Dati di impaginazione basati su immagini
**********

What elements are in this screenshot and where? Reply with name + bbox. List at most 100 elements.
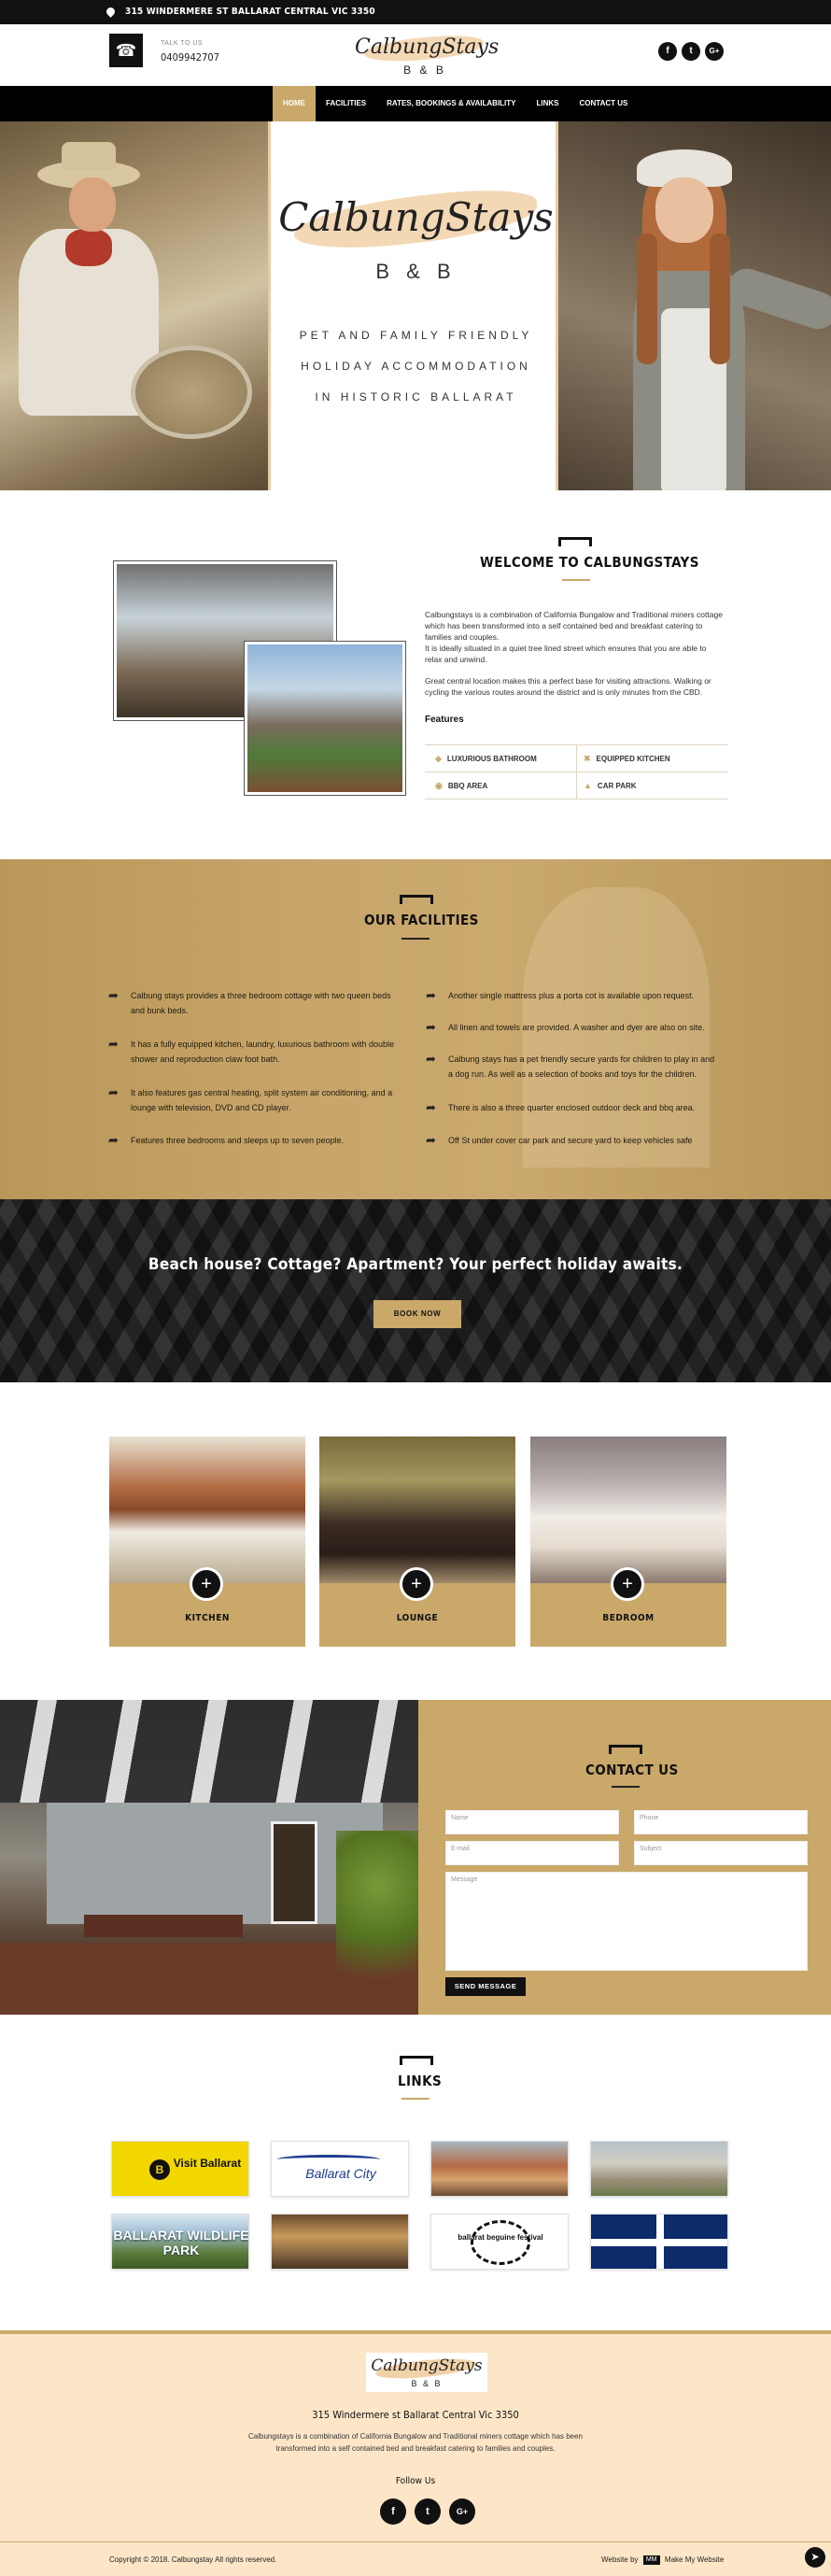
subject-field[interactable]: Subject <box>634 1841 808 1865</box>
hero-center-panel: CalbungStays B & B PET AND FAMILY FRIEND… <box>268 121 558 490</box>
bath-icon: ◈ <box>435 754 442 763</box>
welcome-title: WELCOME TO CALBUNGSTAYS <box>480 554 699 571</box>
room-card-kitchen[interactable]: + KITCHEN <box>109 1437 305 1647</box>
title-underline <box>401 938 430 940</box>
feature-bbq: ◉ BBQ AREA <box>435 781 488 790</box>
facility-right-5: ➦ Off St under cover car park and secure … <box>426 1133 693 1147</box>
message-field[interactable]: Message <box>445 1872 808 1971</box>
hero-tagline-2: HOLIDAY ACCOMMODATION <box>301 360 531 373</box>
share-arrow-icon: ➦ <box>426 1052 436 1066</box>
room-card-lounge[interactable]: + LOUNGE <box>319 1437 515 1647</box>
room-label: LOUNGE <box>396 1613 439 1623</box>
made-by-brand: Make My Website <box>664 2555 725 2565</box>
share-arrow-icon: ➦ <box>108 988 119 1002</box>
share-arrow-icon: ➦ <box>426 1133 436 1147</box>
made-by[interactable]: Website by MM Make My Website <box>601 2555 724 2565</box>
welcome-paragraph-1: Calbungstays is a combination of Califor… <box>425 610 723 642</box>
footer-description: Calbungstays is a combination of Califor… <box>0 2430 831 2455</box>
scroll-to-top-icon[interactable]: ➤ <box>805 2547 825 2568</box>
link-sovereign-hill[interactable] <box>430 2141 569 2197</box>
room-label: KITCHEN <box>185 1613 230 1623</box>
title-bracket <box>400 895 433 904</box>
hero: CalbungStays B & B PET AND FAMILY FRIEND… <box>0 121 831 490</box>
link-old-gaol[interactable] <box>590 2141 728 2197</box>
top-bar: 315 WINDERMERE ST BALLARAT CENTRAL VIC 3… <box>0 0 831 24</box>
kitchen-photo <box>109 1437 305 1583</box>
title-bracket <box>558 537 592 546</box>
plus-icon[interactable]: + <box>190 1567 223 1601</box>
share-arrow-icon: ➦ <box>426 1100 436 1114</box>
links-section: LINKS B Visit Ballarat Ballarat City BAL… <box>0 2015 831 2330</box>
twitter-icon[interactable]: t <box>415 2498 441 2525</box>
title-bracket <box>609 1745 642 1754</box>
bedroom-photo <box>530 1437 726 1583</box>
title-underline <box>401 2098 430 2100</box>
site-logo[interactable]: CalbungStays B & B <box>355 30 500 82</box>
house-front-photo <box>244 641 406 796</box>
facilities-section: OUR FACILITIES ➦ Calbung stays provides a… <box>0 859 831 1199</box>
phone-field[interactable]: Phone <box>634 1810 808 1834</box>
link-label: BALLARAT WILDLIFE PARK <box>113 2228 249 2258</box>
email-field[interactable]: E-mail <box>445 1841 619 1865</box>
footer-logo[interactable]: CalbungStays B & B <box>366 2353 487 2392</box>
hero-tagline-1: PET AND FAMILY FRIENDLY <box>299 329 533 342</box>
contact-title: CONTACT US <box>585 1762 679 1778</box>
book-now-button[interactable]: BOOK NOW <box>373 1300 461 1328</box>
logo-sub: B & B <box>403 64 446 77</box>
feature-bathroom: ◈ LUXURIOUS BATHROOM <box>435 754 537 763</box>
bbq-icon: ◉ <box>435 781 443 790</box>
twitter-icon[interactable]: t <box>682 42 700 61</box>
welcome-section: WELCOME TO CALBUNGSTAYS Calbungstays is … <box>0 490 831 859</box>
room-card-bedroom[interactable]: + BEDROOM <box>530 1437 726 1647</box>
logo-name: CalbungStays <box>355 35 500 59</box>
link-eureka-flag[interactable]: ✶ <box>590 2214 728 2270</box>
nav-home[interactable]: HOME <box>273 86 316 121</box>
lounge-photo <box>319 1437 515 1583</box>
link-label: Ballarat City <box>305 2166 376 2181</box>
welcome-paragraph-3: Great central location makes this a perf… <box>425 676 711 697</box>
name-field[interactable]: Name <box>445 1810 619 1834</box>
facility-right-4: ➦ There is also a three quarter enclosed … <box>426 1100 696 1114</box>
title-bracket <box>400 2056 433 2065</box>
footer-logo-sub: B & B <box>411 2379 443 2388</box>
header: ☎ TALK TO US 0409942707 CalbungStays B &… <box>0 24 831 86</box>
link-art-gallery[interactable] <box>271 2214 409 2270</box>
facility-left-1: ➦ Calbung stays provides a three bedroom … <box>108 988 391 1015</box>
feature-kitchen: ✖ EQUIPPED KITCHEN <box>584 754 670 763</box>
rooms-section: + KITCHEN + LOUNGE + BEDROOM <box>0 1382 831 1700</box>
plus-icon[interactable]: + <box>611 1567 644 1601</box>
cta-banner: Beach house? Cottage? Apartment? Your pe… <box>0 1199 831 1382</box>
location-pin-icon <box>105 6 117 18</box>
plus-icon[interactable]: + <box>400 1567 433 1601</box>
facebook-icon[interactable]: f <box>658 42 677 61</box>
features-heading: Features <box>425 715 464 725</box>
hero-gold-panner-photo <box>0 121 268 490</box>
hero-logo-sub: B & B <box>375 260 457 283</box>
link-visit-ballarat[interactable]: B Visit Ballarat <box>111 2141 249 2197</box>
make-my-website-logo: MM <box>642 2555 660 2565</box>
phone-number[interactable]: 0409942707 <box>161 51 219 64</box>
feature-car-park: ▲ CAR PARK <box>584 781 637 790</box>
facility-left-2: ➦ It has a fully equipped kitchen, laundr… <box>108 1037 395 1064</box>
nav-links[interactable]: LINKS <box>527 86 570 121</box>
nav-contact[interactable]: CONTACT US <box>570 86 639 121</box>
google-plus-icon[interactable]: G+ <box>705 42 724 61</box>
footer-desc-line-1: Calbungstays is a combination of Califor… <box>248 2432 583 2441</box>
facebook-icon[interactable]: f <box>380 2498 406 2525</box>
talk-to-us-label: TALK TO US <box>161 40 204 47</box>
nav-facilities[interactable]: FACILITIES <box>316 86 376 121</box>
link-wildlife-park[interactable]: BALLARAT WILDLIFE PARK <box>111 2214 249 2270</box>
share-arrow-icon: ➦ <box>108 1133 119 1147</box>
link-ballarat-city[interactable]: Ballarat City <box>271 2141 409 2197</box>
room-label: BEDROOM <box>602 1613 655 1623</box>
phone-icon[interactable]: ☎ <box>109 34 143 67</box>
cta-title: Beach house? Cottage? Apartment? Your pe… <box>148 1255 683 1274</box>
link-beguine-festival[interactable]: ballarat beguine festival <box>430 2214 569 2270</box>
nav-rates[interactable]: RATES, BOOKINGS & AVAILABILITY <box>376 86 526 121</box>
facility-right-1: ➦ Another single mattress plus a porta co… <box>426 988 695 1002</box>
bottom-bar: Copyright © 2018. Calbungstay All rights… <box>0 2541 831 2576</box>
google-plus-icon[interactable]: G+ <box>449 2498 475 2525</box>
follow-us-label: Follow Us <box>395 2476 436 2486</box>
copyright: Copyright © 2018. Calbungstay All rights… <box>109 2555 277 2564</box>
send-message-button[interactable]: SEND MESSAGE <box>445 1977 526 1996</box>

**********

> Dettagli dell'esercizio
Riporta tutte le righe dei dati senza modificarle, ma escludi le immagini.

> Soluzione dell'esercizio
What elements are in this screenshot and where? Reply with name + bbox. List at most 100 elements.
subject-field[interactable]: Subject <box>634 1841 808 1865</box>
hero-center-panel: CalbungStays B & B PET AND FAMILY FRIEND… <box>268 121 558 490</box>
bath-icon: ◈ <box>435 754 442 763</box>
welcome-title: WELCOME TO CALBUNGSTAYS <box>480 554 699 571</box>
room-card-kitchen[interactable]: + KITCHEN <box>109 1437 305 1647</box>
title-underline <box>401 938 430 940</box>
feature-bbq: ◉ BBQ AREA <box>435 781 488 790</box>
facility-right-5: ➦ Off St under cover car park and secure … <box>426 1133 693 1147</box>
message-field[interactable]: Message <box>445 1872 808 1971</box>
hero-tagline-2: HOLIDAY ACCOMMODATION <box>301 360 531 373</box>
share-arrow-icon: ➦ <box>426 1052 436 1066</box>
room-card-lounge[interactable]: + LOUNGE <box>319 1437 515 1647</box>
room-label: LOUNGE <box>396 1613 439 1623</box>
made-by-brand: Make My Website <box>664 2555 725 2565</box>
share-arrow-icon: ➦ <box>108 988 119 1002</box>
share-arrow-icon: ➦ <box>426 1133 436 1147</box>
made-by[interactable]: Website by MM Make My Website <box>601 2555 724 2565</box>
welcome-paragraph-1: Calbungstays is a combination of Califor… <box>425 610 723 642</box>
footer-description: Calbungstays is a combination of Califor… <box>0 2430 831 2455</box>
scroll-to-top-icon[interactable]: ➤ <box>805 2547 825 2568</box>
link-sovereign-hill[interactable] <box>430 2141 569 2197</box>
room-label: KITCHEN <box>185 1613 230 1623</box>
title-bracket <box>400 895 433 904</box>
hero: CalbungStays B & B PET AND FAMILY FRIEND… <box>0 121 831 490</box>
link-old-gaol[interactable] <box>590 2141 728 2197</box>
top-bar: 315 WINDERMERE ST BALLARAT CENTRAL VIC 3… <box>0 0 831 24</box>
kitchen-photo <box>109 1437 305 1583</box>
title-bracket <box>558 537 592 546</box>
plus-icon[interactable]: + <box>190 1567 223 1601</box>
share-arrow-icon: ➦ <box>426 1100 436 1114</box>
links-section: LINKS B Visit Ballarat Ballarat City BAL… <box>0 2015 831 2330</box>
twitter-icon[interactable]: t <box>415 2498 441 2525</box>
title-bracket <box>609 1745 642 1754</box>
bedroom-photo <box>530 1437 726 1583</box>
title-underline <box>401 2098 430 2100</box>
site-logo[interactable]: CalbungStays B & B <box>355 30 500 82</box>
house-front-photo <box>244 641 406 796</box>
facilities-section: OUR FACILITIES ➦ Calbung stays provides a… <box>0 859 831 1199</box>
phone-field[interactable]: Phone <box>634 1810 808 1834</box>
link-label: BALLARAT WILDLIFE PARK <box>113 2228 249 2258</box>
email-field[interactable]: E-mail <box>445 1841 619 1865</box>
footer-logo[interactable]: CalbungStays B & B <box>366 2353 487 2392</box>
hero-tagline-1: PET AND FAMILY FRIENDLY <box>299 329 533 342</box>
contact-title: CONTACT US <box>585 1762 679 1778</box>
book-now-button[interactable]: BOOK NOW <box>373 1300 461 1328</box>
logo-sub: B & B <box>403 64 446 77</box>
feature-bathroom: ◈ LUXURIOUS BATHROOM <box>435 754 537 763</box>
bbq-icon: ◉ <box>435 781 443 790</box>
twitter-icon[interactable]: t <box>682 42 700 61</box>
welcome-section: WELCOME TO CALBUNGSTAYS Calbungstays is … <box>0 490 831 859</box>
room-card-bedroom[interactable]: + BEDROOM <box>530 1437 726 1647</box>
logo-name: CalbungStays <box>355 35 500 59</box>
link-eureka-flag[interactable]: ✶ <box>590 2214 728 2270</box>
nav-home[interactable]: HOME <box>273 86 316 121</box>
lounge-photo <box>319 1437 515 1583</box>
link-label: Ballarat City <box>305 2166 376 2181</box>
welcome-paragraph-3: Great central location makes this a perf… <box>425 676 711 697</box>
name-field[interactable]: Name <box>445 1810 619 1834</box>
facility-right-4: ➦ There is also a three quarter enclosed … <box>426 1100 696 1114</box>
title-bracket <box>400 2056 433 2065</box>
footer-logo-sub: B & B <box>411 2379 443 2388</box>
header: ☎ TALK TO US 0409942707 CalbungStays B &… <box>0 24 831 86</box>
link-art-gallery[interactable] <box>271 2214 409 2270</box>
facility-left-1: ➦ Calbung stays provides a three bedroom … <box>108 988 391 1015</box>
feature-kitchen: ✖ EQUIPPED KITCHEN <box>584 754 670 763</box>
rooms-section: + KITCHEN + LOUNGE + BEDROOM <box>0 1382 831 1700</box>
plus-icon[interactable]: + <box>611 1567 644 1601</box>
cta-banner: Beach house? Cottage? Apartment? Your pe… <box>0 1199 831 1382</box>
location-pin-icon <box>105 6 117 18</box>
plus-icon[interactable]: + <box>400 1567 433 1601</box>
facebook-icon[interactable]: f <box>658 42 677 61</box>
features-heading: Features <box>425 715 464 725</box>
hero-gold-panner-photo <box>0 121 268 490</box>
hero-logo-sub: B & B <box>375 260 457 283</box>
link-visit-ballarat[interactable]: B Visit Ballarat <box>111 2141 249 2197</box>
make-my-website-logo: MM <box>642 2555 660 2565</box>
phone-number[interactable]: 0409942707 <box>161 51 219 64</box>
feature-car-park: ▲ CAR PARK <box>584 781 637 790</box>
facility-left-2: ➦ It has a fully equipped kitchen, laundr… <box>108 1037 395 1064</box>
nav-links[interactable]: LINKS <box>527 86 570 121</box>
nav-contact[interactable]: CONTACT US <box>570 86 639 121</box>
google-plus-icon[interactable]: G+ <box>705 42 724 61</box>
footer-desc-line-1: Calbungstays is a combination of Califor… <box>248 2432 583 2441</box>
facebook-icon[interactable]: f <box>380 2498 406 2525</box>
talk-to-us-label: TALK TO US <box>161 40 204 47</box>
nav-facilities[interactable]: FACILITIES <box>316 86 376 121</box>
link-wildlife-park[interactable]: BALLARAT WILDLIFE PARK <box>111 2214 249 2270</box>
share-arrow-icon: ➦ <box>108 1133 119 1147</box>
link-ballarat-city[interactable]: Ballarat City <box>271 2141 409 2197</box>
room-label: BEDROOM <box>602 1613 655 1623</box>
phone-icon[interactable]: ☎ <box>109 34 143 67</box>
cta-title: Beach house? Cottage? Apartment? Your pe… <box>148 1255 683 1274</box>
link-beguine-festival[interactable]: ballarat beguine festival <box>430 2214 569 2270</box>
nav-rates[interactable]: RATES, BOOKINGS & AVAILABILITY <box>376 86 526 121</box>
facility-right-1: ➦ Another single mattress plus a porta co… <box>426 988 695 1002</box>
bottom-bar: Copyright © 2018. Calbungstay All rights… <box>0 2541 831 2576</box>
google-plus-icon[interactable]: G+ <box>449 2498 475 2525</box>
follow-us-label: Follow Us <box>395 2476 436 2486</box>
copyright: Copyright © 2018. Calbungstay All rights… <box>109 2555 277 2564</box>
send-message-button[interactable]: SEND MESSAGE <box>445 1977 526 1996</box>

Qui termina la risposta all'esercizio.